From the data that follows, report how many lines hold the string "Weighted", giving only the number.

**Data for the task**:
***

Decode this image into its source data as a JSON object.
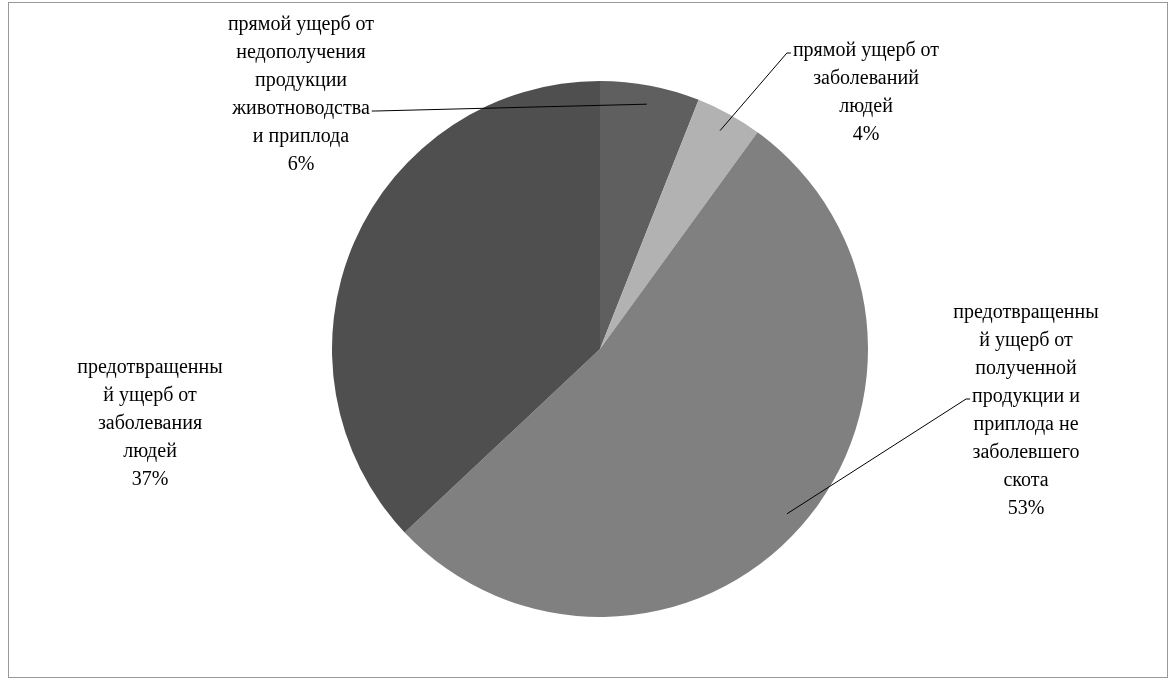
{
  "chart_data": {
    "type": "pie",
    "categories": [
      "прямой ущерб от недополучения продукции животноводства и приплода",
      "прямой ущерб от заболеваний людей",
      "предотвращенный ущерб от полученной продукции и приплода не заболевшего скота",
      "предотвращенный ущерб от заболевания людей"
    ],
    "values": [
      6,
      4,
      53,
      37
    ],
    "value_labels": [
      "6%",
      "4%",
      "53%",
      "37%"
    ],
    "colors": [
      "#5f5f5f",
      "#b2b2b2",
      "#808080",
      "#4f4f4f"
    ],
    "legend": false
  }
}
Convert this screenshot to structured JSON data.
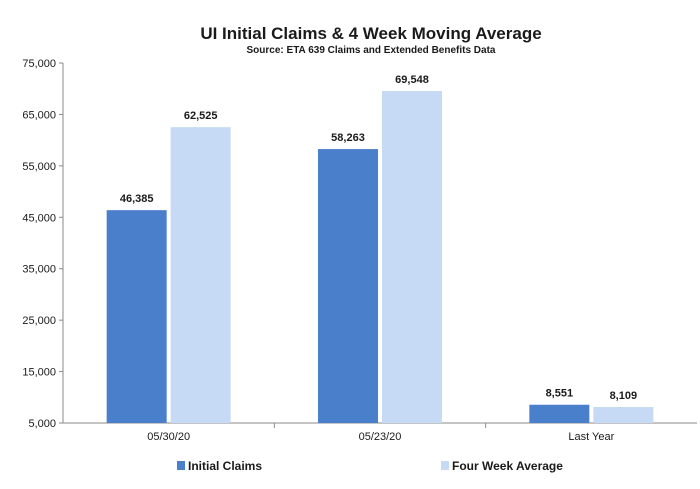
{
  "chart_data": {
    "type": "bar",
    "title": "UI Initial Claims &  4 Week Moving Average",
    "subtitle": "Source: ETA 639 Claims and Extended Benefits Data",
    "categories": [
      "05/30/20",
      "05/23/20",
      "Last Year"
    ],
    "series": [
      {
        "name": "Initial Claims",
        "color": "#4a7fcc",
        "values": [
          46385,
          58263,
          8551
        ],
        "labels": [
          "46,385",
          "58,263",
          "8,551"
        ]
      },
      {
        "name": "Four Week Average",
        "color": "#c6daf5",
        "values": [
          62525,
          69548,
          8109
        ],
        "labels": [
          "62,525",
          "69,548",
          "8,109"
        ]
      }
    ],
    "ylim": [
      5000,
      75000
    ],
    "yticks": [
      75000,
      65000,
      55000,
      45000,
      35000,
      25000,
      15000,
      5000
    ],
    "ytick_labels": [
      "75,000",
      "65,000",
      "55,000",
      "45,000",
      "35,000",
      "25,000",
      "15,000",
      "5,000"
    ],
    "xlabel": "",
    "ylabel": "",
    "grid": false,
    "legend_position": "bottom"
  }
}
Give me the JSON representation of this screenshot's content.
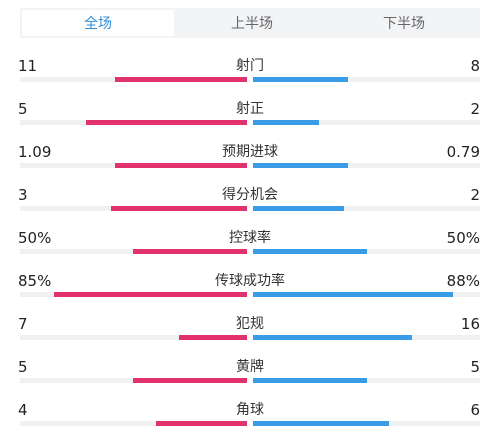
{
  "tabs": [
    {
      "label": "全场",
      "active": true
    },
    {
      "label": "上半场",
      "active": false
    },
    {
      "label": "下半场",
      "active": false
    }
  ],
  "colors": {
    "home": "#e2326d",
    "away": "#3a9be6",
    "active_tab": "#2f8fd8"
  },
  "stats": [
    {
      "label": "射门",
      "home": "11",
      "away": "8",
      "home_share": 0.58,
      "away_share": 0.42
    },
    {
      "label": "射正",
      "home": "5",
      "away": "2",
      "home_share": 0.71,
      "away_share": 0.29
    },
    {
      "label": "预期进球",
      "home": "1.09",
      "away": "0.79",
      "home_share": 0.58,
      "away_share": 0.42
    },
    {
      "label": "得分机会",
      "home": "3",
      "away": "2",
      "home_share": 0.6,
      "away_share": 0.4
    },
    {
      "label": "控球率",
      "home": "50%",
      "away": "50%",
      "home_share": 0.5,
      "away_share": 0.5
    },
    {
      "label": "传球成功率",
      "home": "85%",
      "away": "88%",
      "home_share": 0.85,
      "away_share": 0.88
    },
    {
      "label": "犯规",
      "home": "7",
      "away": "16",
      "home_share": 0.3,
      "away_share": 0.7
    },
    {
      "label": "黄牌",
      "home": "5",
      "away": "5",
      "home_share": 0.5,
      "away_share": 0.5
    },
    {
      "label": "角球",
      "home": "4",
      "away": "6",
      "home_share": 0.4,
      "away_share": 0.6
    }
  ]
}
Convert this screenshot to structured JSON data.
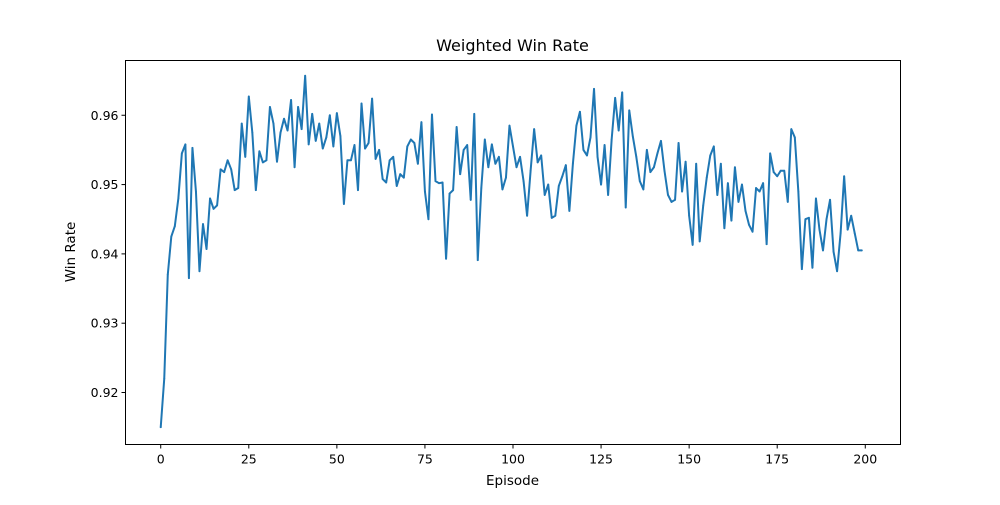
{
  "chart_data": {
    "type": "line",
    "title": "Weighted Win Rate",
    "xlabel": "Episode",
    "ylabel": "Win Rate",
    "xlim": [
      -10,
      210
    ],
    "ylim": [
      0.9125,
      0.9679
    ],
    "xticks": [
      0,
      25,
      50,
      75,
      100,
      125,
      150,
      175,
      200
    ],
    "yticks": [
      0.92,
      0.93,
      0.94,
      0.95,
      0.96
    ],
    "xtick_labels": [
      "0",
      "25",
      "50",
      "75",
      "100",
      "125",
      "150",
      "175",
      "200"
    ],
    "ytick_labels": [
      "0.92",
      "0.93",
      "0.94",
      "0.95",
      "0.96"
    ],
    "grid": false,
    "series": [
      {
        "name": "Weighted Win Rate",
        "color": "#1f77b4",
        "x_start": 0,
        "x_step": 1,
        "values": [
          0.915,
          0.922,
          0.937,
          0.9425,
          0.944,
          0.948,
          0.9545,
          0.9558,
          0.9365,
          0.9553,
          0.949,
          0.9375,
          0.9443,
          0.9407,
          0.948,
          0.9465,
          0.947,
          0.9522,
          0.9518,
          0.9535,
          0.9522,
          0.9492,
          0.9495,
          0.9588,
          0.954,
          0.9627,
          0.9575,
          0.9492,
          0.9548,
          0.9532,
          0.9535,
          0.9612,
          0.9588,
          0.9533,
          0.9575,
          0.9595,
          0.9578,
          0.9622,
          0.9525,
          0.9612,
          0.958,
          0.9657,
          0.9558,
          0.9602,
          0.9563,
          0.9588,
          0.9552,
          0.9568,
          0.96,
          0.9555,
          0.9603,
          0.957,
          0.9472,
          0.9535,
          0.9535,
          0.9557,
          0.9492,
          0.9617,
          0.9552,
          0.956,
          0.9624,
          0.9537,
          0.955,
          0.9508,
          0.9503,
          0.9535,
          0.954,
          0.9498,
          0.9515,
          0.951,
          0.9555,
          0.9565,
          0.956,
          0.953,
          0.959,
          0.949,
          0.945,
          0.9601,
          0.9505,
          0.9502,
          0.9503,
          0.9393,
          0.9487,
          0.9492,
          0.9583,
          0.9515,
          0.955,
          0.9557,
          0.9478,
          0.9602,
          0.9391,
          0.9495,
          0.9565,
          0.9525,
          0.9558,
          0.953,
          0.954,
          0.9493,
          0.951,
          0.9585,
          0.9555,
          0.9525,
          0.954,
          0.9505,
          0.9455,
          0.952,
          0.958,
          0.9532,
          0.9542,
          0.9485,
          0.95,
          0.9452,
          0.9455,
          0.9498,
          0.9512,
          0.9528,
          0.9462,
          0.953,
          0.9585,
          0.9605,
          0.955,
          0.9542,
          0.9568,
          0.9638,
          0.954,
          0.95,
          0.9557,
          0.9485,
          0.9565,
          0.9625,
          0.9578,
          0.9633,
          0.9467,
          0.9607,
          0.957,
          0.954,
          0.9505,
          0.9493,
          0.955,
          0.9518,
          0.9525,
          0.9545,
          0.9563,
          0.952,
          0.9485,
          0.9475,
          0.9478,
          0.956,
          0.949,
          0.9533,
          0.9455,
          0.9413,
          0.953,
          0.9418,
          0.947,
          0.951,
          0.9542,
          0.9555,
          0.9485,
          0.953,
          0.9437,
          0.9502,
          0.9448,
          0.9525,
          0.9475,
          0.95,
          0.9462,
          0.9442,
          0.9432,
          0.9495,
          0.949,
          0.9502,
          0.9414,
          0.9545,
          0.9518,
          0.9512,
          0.952,
          0.952,
          0.9475,
          0.958,
          0.9568,
          0.949,
          0.9378,
          0.945,
          0.9452,
          0.938,
          0.948,
          0.9435,
          0.9405,
          0.945,
          0.9478,
          0.9403,
          0.9375,
          0.943,
          0.9512,
          0.9435,
          0.9455,
          0.943,
          0.9405,
          0.9405
        ]
      }
    ]
  }
}
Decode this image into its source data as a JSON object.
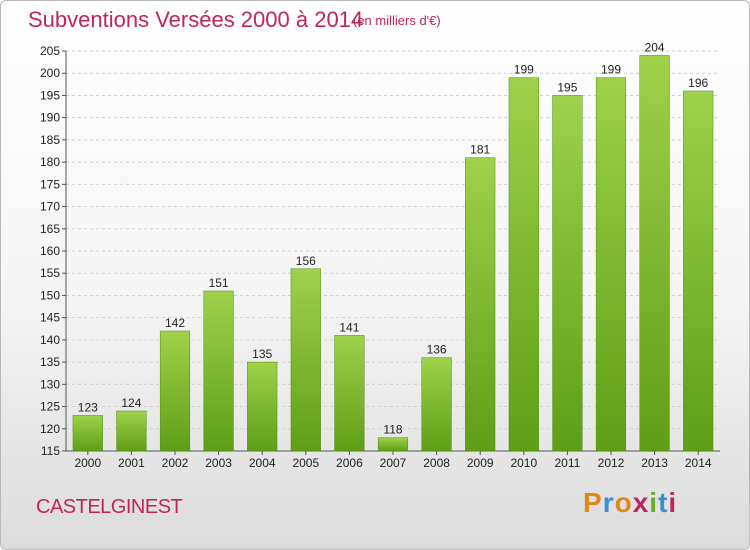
{
  "header": {
    "title": "Subventions Versées 2000 à 2014",
    "subtitle": "(en milliers d'€)"
  },
  "footer": {
    "location": "CASTELGINEST",
    "brand": "Proxiti",
    "brand_colors": [
      "#e0861a",
      "#3a8fd0",
      "#e0861a",
      "#c0245c",
      "#6aaa2a",
      "#3a8fd0",
      "#c0245c"
    ]
  },
  "colors": {
    "bar_top": "#9ed24a",
    "bar_bottom": "#5e9e16",
    "grid": "#cfcfcf",
    "title": "#c0245c"
  },
  "chart_data": {
    "type": "bar",
    "title": "Subventions Versées 2000 à 2014",
    "xlabel": "",
    "ylabel": "",
    "categories": [
      "2000",
      "2001",
      "2002",
      "2003",
      "2004",
      "2005",
      "2006",
      "2007",
      "2008",
      "2009",
      "2010",
      "2011",
      "2012",
      "2013",
      "2014"
    ],
    "values": [
      123,
      124,
      142,
      151,
      135,
      156,
      141,
      118,
      136,
      181,
      199,
      195,
      199,
      204,
      196
    ],
    "ylim": [
      115,
      205
    ],
    "yticks": [
      115,
      120,
      125,
      130,
      135,
      140,
      145,
      150,
      155,
      160,
      165,
      170,
      175,
      180,
      185,
      190,
      195,
      200,
      205
    ],
    "grid": true,
    "data_labels": true
  }
}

***

**Written answer**:
2